> EXERCISE AIM
Copy out the records word for word, from the line containing "i need the location" through the line containing "county-region [211,299,231,318]", inclusive of both.

++++ THE DATA ++++

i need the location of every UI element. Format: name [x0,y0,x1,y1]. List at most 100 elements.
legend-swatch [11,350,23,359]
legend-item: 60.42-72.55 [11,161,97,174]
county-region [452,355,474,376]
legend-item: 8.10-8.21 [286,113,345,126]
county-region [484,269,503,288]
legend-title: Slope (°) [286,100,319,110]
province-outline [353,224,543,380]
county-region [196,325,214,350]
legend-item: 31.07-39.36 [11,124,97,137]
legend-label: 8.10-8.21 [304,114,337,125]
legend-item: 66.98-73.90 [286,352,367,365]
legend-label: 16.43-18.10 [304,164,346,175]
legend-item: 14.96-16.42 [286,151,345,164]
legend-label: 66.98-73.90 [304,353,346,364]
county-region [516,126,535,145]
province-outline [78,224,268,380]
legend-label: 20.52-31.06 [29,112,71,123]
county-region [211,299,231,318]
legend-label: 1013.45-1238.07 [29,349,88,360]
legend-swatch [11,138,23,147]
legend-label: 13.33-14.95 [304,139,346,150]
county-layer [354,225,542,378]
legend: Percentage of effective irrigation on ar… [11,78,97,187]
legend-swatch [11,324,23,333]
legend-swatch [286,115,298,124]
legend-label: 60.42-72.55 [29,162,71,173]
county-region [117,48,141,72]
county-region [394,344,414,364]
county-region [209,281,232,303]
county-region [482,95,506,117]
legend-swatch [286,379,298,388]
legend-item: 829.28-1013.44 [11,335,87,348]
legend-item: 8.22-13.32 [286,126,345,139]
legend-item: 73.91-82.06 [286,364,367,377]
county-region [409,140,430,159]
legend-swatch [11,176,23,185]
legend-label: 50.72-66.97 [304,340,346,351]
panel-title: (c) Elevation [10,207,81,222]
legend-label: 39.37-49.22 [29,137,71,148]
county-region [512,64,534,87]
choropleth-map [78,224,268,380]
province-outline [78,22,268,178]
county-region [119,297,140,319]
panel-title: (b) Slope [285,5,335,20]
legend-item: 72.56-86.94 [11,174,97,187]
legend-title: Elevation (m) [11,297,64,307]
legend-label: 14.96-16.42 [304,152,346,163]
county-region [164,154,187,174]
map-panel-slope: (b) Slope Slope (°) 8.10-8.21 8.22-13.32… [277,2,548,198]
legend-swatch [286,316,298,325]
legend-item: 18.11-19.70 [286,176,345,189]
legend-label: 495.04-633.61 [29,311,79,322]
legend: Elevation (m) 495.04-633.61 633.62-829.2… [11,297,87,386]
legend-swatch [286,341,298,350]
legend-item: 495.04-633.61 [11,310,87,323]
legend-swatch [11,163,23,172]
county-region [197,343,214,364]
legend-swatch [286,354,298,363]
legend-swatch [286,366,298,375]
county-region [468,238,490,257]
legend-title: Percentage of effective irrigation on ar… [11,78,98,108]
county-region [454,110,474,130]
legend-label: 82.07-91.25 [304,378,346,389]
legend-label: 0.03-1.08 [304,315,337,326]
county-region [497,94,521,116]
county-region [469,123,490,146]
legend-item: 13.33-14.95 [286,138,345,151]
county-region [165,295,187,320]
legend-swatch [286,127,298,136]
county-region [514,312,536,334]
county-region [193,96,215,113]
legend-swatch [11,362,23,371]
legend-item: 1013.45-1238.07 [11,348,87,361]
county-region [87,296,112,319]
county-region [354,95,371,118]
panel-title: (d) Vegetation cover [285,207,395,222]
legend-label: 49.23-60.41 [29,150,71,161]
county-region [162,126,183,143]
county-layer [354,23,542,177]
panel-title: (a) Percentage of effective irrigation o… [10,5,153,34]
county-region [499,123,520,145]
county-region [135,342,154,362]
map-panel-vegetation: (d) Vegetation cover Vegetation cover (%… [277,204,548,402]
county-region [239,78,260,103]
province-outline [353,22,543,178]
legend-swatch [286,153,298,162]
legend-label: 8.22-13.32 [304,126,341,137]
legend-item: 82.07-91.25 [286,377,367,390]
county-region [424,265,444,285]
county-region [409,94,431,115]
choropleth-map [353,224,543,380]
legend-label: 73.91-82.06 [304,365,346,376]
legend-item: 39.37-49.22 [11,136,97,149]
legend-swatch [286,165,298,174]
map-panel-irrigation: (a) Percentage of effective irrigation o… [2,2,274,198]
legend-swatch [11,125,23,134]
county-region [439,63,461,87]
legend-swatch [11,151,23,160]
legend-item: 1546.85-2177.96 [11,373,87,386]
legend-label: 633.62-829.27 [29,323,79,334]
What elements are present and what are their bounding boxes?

++++
++++ THE DATA ++++

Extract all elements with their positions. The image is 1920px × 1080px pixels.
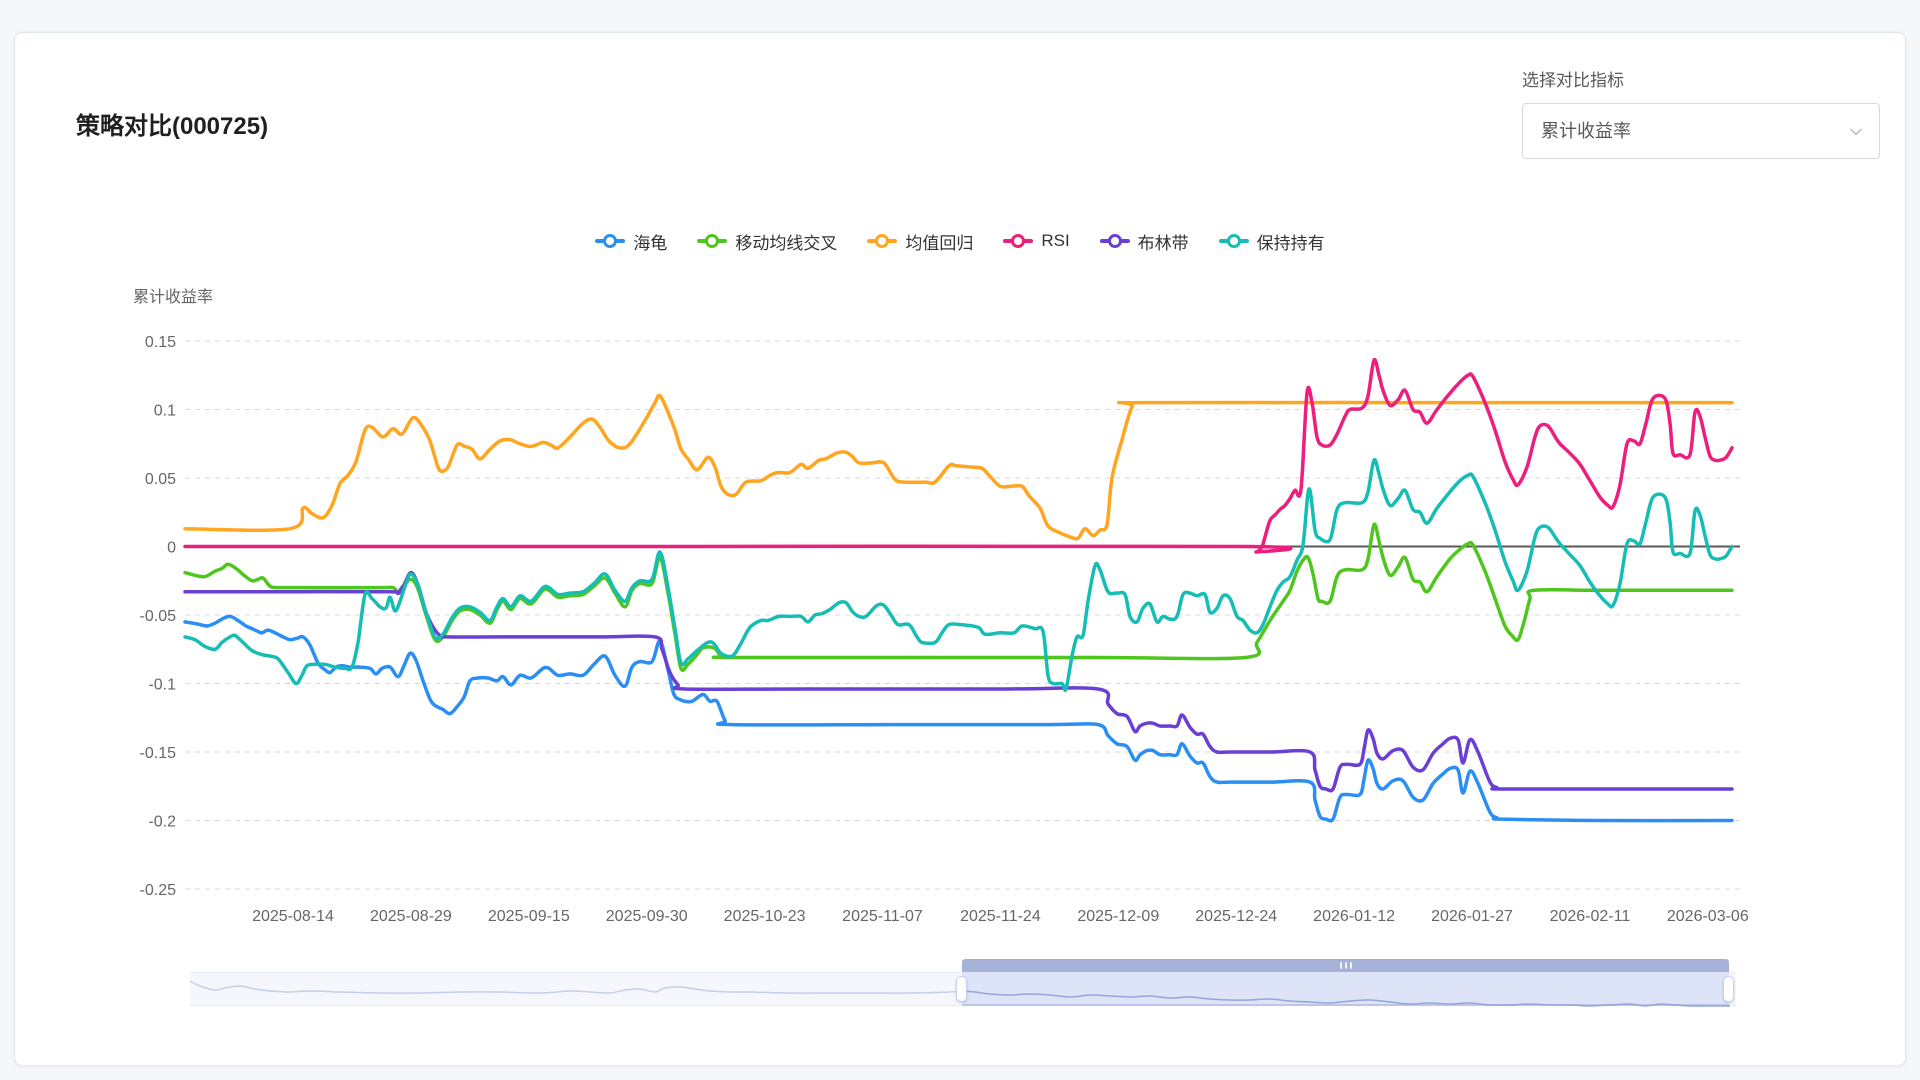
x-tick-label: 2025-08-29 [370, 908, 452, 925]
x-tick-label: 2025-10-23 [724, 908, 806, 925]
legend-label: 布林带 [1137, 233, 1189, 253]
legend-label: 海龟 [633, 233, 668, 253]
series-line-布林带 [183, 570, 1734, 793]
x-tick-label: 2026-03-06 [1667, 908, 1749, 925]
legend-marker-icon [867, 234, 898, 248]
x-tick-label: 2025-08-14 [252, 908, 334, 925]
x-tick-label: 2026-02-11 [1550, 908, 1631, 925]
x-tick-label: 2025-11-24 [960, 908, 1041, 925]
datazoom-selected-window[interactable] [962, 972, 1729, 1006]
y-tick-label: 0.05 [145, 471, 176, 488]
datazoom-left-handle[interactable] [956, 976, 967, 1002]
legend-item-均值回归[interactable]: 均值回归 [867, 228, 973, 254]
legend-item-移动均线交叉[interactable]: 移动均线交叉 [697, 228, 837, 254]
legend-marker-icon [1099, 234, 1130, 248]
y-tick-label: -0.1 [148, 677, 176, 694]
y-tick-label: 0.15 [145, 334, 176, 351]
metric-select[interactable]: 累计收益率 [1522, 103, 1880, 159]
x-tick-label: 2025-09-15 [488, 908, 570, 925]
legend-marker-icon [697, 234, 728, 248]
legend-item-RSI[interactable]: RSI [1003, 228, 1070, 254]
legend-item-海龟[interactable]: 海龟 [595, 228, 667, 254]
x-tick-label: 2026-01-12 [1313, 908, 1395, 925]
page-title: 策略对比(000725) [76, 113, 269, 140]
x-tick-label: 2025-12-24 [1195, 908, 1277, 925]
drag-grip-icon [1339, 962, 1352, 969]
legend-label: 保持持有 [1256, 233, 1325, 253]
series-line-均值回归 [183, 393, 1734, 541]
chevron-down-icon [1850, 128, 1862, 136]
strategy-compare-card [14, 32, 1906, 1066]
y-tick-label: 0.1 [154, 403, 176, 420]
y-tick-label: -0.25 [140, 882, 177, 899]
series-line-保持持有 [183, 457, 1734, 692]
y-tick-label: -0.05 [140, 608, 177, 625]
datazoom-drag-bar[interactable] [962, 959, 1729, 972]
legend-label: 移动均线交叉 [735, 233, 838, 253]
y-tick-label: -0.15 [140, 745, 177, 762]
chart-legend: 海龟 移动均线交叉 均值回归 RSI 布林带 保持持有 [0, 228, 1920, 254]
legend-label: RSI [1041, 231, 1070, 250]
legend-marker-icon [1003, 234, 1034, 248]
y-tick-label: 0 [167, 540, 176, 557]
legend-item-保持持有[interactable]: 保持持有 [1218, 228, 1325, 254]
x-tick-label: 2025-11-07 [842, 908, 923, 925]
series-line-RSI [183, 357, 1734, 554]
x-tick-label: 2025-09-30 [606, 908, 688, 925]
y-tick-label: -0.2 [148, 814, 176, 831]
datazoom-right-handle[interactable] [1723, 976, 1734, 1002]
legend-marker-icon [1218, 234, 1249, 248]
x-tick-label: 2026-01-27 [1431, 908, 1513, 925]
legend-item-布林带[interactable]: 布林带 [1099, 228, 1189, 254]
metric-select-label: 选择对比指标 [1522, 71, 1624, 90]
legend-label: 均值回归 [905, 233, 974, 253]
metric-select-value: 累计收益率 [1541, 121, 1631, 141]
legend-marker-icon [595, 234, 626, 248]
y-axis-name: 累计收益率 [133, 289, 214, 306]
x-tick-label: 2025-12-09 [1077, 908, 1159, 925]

++++

> EXPECTED ANSWER
i need the location of every UI element. Format: name [x0,y0,x1,y1]. List at most 100 elements.
legend-swatch [11,350,23,359]
legend-item: 60.42-72.55 [11,161,97,174]
county-region [452,355,474,376]
legend-item: 8.10-8.21 [286,113,345,126]
county-region [484,269,503,288]
legend-title: Slope (°) [286,100,319,110]
province-outline [353,224,543,380]
county-region [196,325,214,350]
legend-item: 31.07-39.36 [11,124,97,137]
legend-label: 8.10-8.21 [304,114,337,125]
legend-item: 66.98-73.90 [286,352,367,365]
legend-label: 16.43-18.10 [304,164,346,175]
legend-item: 14.96-16.42 [286,151,345,164]
legend-label: 66.98-73.90 [304,353,346,364]
county-region [516,126,535,145]
province-outline [78,224,268,380]
legend-label: 20.52-31.06 [29,112,71,123]
county-region [211,299,231,318]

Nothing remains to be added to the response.